### Rows:
-----
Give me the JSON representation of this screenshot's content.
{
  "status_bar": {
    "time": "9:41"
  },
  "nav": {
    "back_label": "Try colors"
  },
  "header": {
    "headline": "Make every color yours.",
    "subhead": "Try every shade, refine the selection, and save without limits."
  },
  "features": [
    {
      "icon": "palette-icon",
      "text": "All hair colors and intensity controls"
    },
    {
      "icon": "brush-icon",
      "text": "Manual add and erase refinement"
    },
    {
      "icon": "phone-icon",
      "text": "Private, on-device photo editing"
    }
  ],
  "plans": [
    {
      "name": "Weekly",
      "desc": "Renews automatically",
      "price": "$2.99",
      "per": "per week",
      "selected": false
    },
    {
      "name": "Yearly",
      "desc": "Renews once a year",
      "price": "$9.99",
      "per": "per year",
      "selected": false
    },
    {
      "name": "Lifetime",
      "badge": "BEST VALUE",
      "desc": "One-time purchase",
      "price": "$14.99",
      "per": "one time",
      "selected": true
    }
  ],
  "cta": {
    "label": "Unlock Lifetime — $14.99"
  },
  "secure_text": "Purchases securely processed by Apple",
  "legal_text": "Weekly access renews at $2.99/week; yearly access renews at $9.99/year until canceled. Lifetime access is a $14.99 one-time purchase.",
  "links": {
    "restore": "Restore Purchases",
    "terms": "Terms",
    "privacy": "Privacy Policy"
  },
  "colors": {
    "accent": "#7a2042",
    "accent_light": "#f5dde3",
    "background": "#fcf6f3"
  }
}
-----
### Written request:
Show every line in the entries where the string "Lifetime" occurs.

### Task result:
      "name": "Lifetime",
    "label": "Unlock Lifetime — $14.99"
  "legal_text": "Weekly access renews at $2.99/week; yearly access renews at $9.99/year until canceled. Lifetime access is a $14.99 one-time purchase.",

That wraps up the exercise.